***** Extracted records *****

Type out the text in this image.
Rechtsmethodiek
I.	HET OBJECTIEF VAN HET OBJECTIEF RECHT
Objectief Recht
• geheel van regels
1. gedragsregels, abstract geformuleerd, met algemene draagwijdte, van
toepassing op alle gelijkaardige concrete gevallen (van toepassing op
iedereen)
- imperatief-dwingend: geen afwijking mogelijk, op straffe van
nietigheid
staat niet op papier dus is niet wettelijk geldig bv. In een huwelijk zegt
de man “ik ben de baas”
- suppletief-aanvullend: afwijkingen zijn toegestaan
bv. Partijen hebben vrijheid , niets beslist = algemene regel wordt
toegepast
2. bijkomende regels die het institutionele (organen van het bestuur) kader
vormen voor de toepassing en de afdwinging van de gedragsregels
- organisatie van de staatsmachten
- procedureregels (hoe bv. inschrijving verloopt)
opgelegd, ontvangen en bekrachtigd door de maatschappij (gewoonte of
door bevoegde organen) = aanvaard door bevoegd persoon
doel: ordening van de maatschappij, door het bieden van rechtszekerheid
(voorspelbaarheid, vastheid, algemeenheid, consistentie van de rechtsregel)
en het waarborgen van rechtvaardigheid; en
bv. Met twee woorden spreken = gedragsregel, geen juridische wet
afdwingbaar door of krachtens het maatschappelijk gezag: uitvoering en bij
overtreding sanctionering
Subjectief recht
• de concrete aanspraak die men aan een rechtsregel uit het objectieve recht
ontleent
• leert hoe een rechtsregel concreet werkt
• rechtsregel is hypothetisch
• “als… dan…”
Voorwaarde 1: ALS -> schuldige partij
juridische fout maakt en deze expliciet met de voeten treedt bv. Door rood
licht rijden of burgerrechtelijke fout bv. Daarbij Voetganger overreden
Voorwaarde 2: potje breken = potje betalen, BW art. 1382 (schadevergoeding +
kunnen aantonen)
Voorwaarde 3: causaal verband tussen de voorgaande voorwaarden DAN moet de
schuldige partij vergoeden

*****

What is asked. Search the records for the string "organen" and return every line in which it occurs.

Written solution.
2. bijkomende regels die het institutionele (organen van het bestuur) kader
door bevoegde organen) = aanvaard door bevoegd persoon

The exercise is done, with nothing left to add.